▶ EXERCISE DETAILS
Retype each record shown below, leaving every character as it is.

▶ DATASET CONTENT
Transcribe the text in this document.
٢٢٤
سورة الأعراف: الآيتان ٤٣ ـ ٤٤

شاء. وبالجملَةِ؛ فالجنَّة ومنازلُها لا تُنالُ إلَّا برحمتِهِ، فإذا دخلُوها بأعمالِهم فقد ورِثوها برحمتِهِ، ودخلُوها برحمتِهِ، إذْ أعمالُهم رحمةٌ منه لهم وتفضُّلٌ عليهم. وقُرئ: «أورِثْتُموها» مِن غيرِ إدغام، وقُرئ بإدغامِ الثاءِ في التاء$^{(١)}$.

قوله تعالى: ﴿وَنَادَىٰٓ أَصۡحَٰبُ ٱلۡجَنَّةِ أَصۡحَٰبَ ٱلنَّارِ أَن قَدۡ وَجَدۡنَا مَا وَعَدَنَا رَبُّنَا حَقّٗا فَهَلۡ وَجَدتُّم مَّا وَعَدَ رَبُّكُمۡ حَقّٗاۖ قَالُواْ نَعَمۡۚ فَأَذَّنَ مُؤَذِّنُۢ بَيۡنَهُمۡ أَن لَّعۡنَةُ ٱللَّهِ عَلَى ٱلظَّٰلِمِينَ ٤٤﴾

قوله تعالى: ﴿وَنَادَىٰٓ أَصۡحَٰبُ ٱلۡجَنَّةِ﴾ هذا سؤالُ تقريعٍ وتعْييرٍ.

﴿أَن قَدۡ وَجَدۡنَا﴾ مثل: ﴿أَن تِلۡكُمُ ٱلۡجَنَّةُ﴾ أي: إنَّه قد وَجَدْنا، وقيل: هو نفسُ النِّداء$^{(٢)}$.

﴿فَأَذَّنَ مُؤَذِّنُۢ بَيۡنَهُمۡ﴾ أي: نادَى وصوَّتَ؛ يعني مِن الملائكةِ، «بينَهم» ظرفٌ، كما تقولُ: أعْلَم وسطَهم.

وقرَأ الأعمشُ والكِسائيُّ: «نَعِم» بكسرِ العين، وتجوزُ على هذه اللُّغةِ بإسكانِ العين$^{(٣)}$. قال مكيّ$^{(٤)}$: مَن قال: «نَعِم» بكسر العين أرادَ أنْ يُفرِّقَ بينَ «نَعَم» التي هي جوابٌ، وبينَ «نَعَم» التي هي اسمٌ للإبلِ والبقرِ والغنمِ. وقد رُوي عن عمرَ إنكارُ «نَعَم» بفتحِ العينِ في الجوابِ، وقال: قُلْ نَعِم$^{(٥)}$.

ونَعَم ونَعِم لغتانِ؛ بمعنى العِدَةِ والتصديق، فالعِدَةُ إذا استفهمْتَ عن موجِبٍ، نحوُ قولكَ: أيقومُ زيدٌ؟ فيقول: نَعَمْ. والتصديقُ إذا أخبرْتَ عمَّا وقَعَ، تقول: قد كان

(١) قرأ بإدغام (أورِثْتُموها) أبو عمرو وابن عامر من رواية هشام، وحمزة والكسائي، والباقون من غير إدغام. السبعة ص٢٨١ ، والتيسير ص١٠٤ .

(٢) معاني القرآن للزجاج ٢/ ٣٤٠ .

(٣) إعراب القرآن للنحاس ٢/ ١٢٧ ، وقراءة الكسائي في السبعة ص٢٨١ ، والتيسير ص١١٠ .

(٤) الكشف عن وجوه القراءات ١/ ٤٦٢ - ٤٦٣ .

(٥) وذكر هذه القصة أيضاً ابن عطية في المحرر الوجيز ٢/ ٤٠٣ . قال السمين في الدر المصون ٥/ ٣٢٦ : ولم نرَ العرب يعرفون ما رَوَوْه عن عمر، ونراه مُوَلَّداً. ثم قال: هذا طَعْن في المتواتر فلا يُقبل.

▶ ANSWER TO THE PROBLEM
Transcribe the text in this document.
٢٢٤
سورة الأعراف: الآيتان ٤٣ ـ ٤٤

شاء. وبالجملَةِ؛ فالجنَّة ومنازلُها لا تُنالُ إلَّا برحمتِهِ، فإذا دخلُوها بأعمالِهم فقد ورِثوها برحمتِهِ، ودخلُوها برحمتِهِ، إذْ أعمالُهم رحمةٌ منه لهم وتفضُّلٌ عليهم. وقُرئ: «أورِثْتُموها» مِن غيرِ إدغام، وقُرئ بإدغامِ الثاءِ في التاء$^{(١)}$.

قوله تعالى: ﴿وَنَادَىٰٓ أَصۡحَٰبُ ٱلۡجَنَّةِ أَصۡحَٰبَ ٱلنَّارِ أَن قَدۡ وَجَدۡنَا مَا وَعَدَنَا رَبُّنَا حَقّٗا فَهَلۡ وَجَدتُّم مَّا وَعَدَ رَبُّكُمۡ حَقّٗاۖ قَالُواْ نَعَمۡۚ فَأَذَّنَ مُؤَذِّنُۢ بَيۡنَهُمۡ أَن لَّعۡنَةُ ٱللَّهِ عَلَى ٱلظَّٰلِمِينَ ٤٤﴾

قوله تعالى: ﴿وَنَادَىٰٓ أَصۡحَٰبُ ٱلۡجَنَّةِ﴾ هذا سؤالُ تقريعٍ وتعْييرٍ.

﴿أَن قَدۡ وَجَدۡنَا﴾ مثل: ﴿أَن تِلۡكُمُ ٱلۡجَنَّةُ﴾ أي: إنَّه قد وَجَدْنا، وقيل: هو نفسُ النِّداء$^{(٢)}$.

﴿فَأَذَّنَ مُؤَذِّنُۢ بَيۡنَهُمۡ﴾ أي: نادَى وصوَّتَ؛ يعني مِن الملائكةِ، «بينَهم» ظرفٌ، كما تقولُ: أعْلَم وسطَهم.

وقرَأ الأعمشُ والكِسائيُّ: «نَعِم» بكسرِ العين، وتجوزُ على هذه اللُّغةِ بإسكانِ العين$^{(٣)}$. قال مكيّ$^{(٤)}$: مَن قال: «نَعِم» بكسر العين أرادَ أنْ يُفرِّقَ بينَ «نَعَم» التي هي جوابٌ، وبينَ «نَعَم» التي هي اسمٌ للإبلِ والبقرِ والغنمِ. وقد رُوي عن عمرَ إنكارُ «نَعَم» بفتحِ العينِ في الجوابِ، وقال: قُلْ نَعِم$^{(٥)}$.

ونَعَم ونَعِم لغتانِ؛ بمعنى العِدَةِ والتصديق، فالعِدَةُ إذا استفهمْتَ عن موجِبٍ، نحوُ قولكَ: أيقومُ زيدٌ؟ فيقول: نَعَمْ. والتصديقُ إذا أخبرْتَ عمَّا وقَعَ، تقول: قد كان

(١) قرأ بإدغام (أورِثْتُموها) أبو عمرو وابن عامر من رواية هشام، وحمزة والكسائي، والباقون من غير إدغام. السبعة ص٢٨١ ، والتيسير ص١٠٤ .

(٢) معاني القرآن للزجاج ٢/ ٣٤٠ .

(٣) إعراب القرآن للنحاس ٢/ ١٢٧ ، وقراءة الكسائي في السبعة ص٢٨١ ، والتيسير ص١١٠ .

(٤) الكشف عن وجوه القراءات ١/ ٤٦٢ - ٤٦٣ .

(٥) وذكر هذه القصة أيضاً ابن عطية في المحرر الوجيز ٢/ ٤٠٣ . قال السمين في الدر المصون ٥/ ٣٢٦ : ولم نرَ العرب يعرفون ما رَوَوْه عن عمر، ونراه مُوَلَّداً. ثم قال: هذا طَعْن في المتواتر فلا يُقبل.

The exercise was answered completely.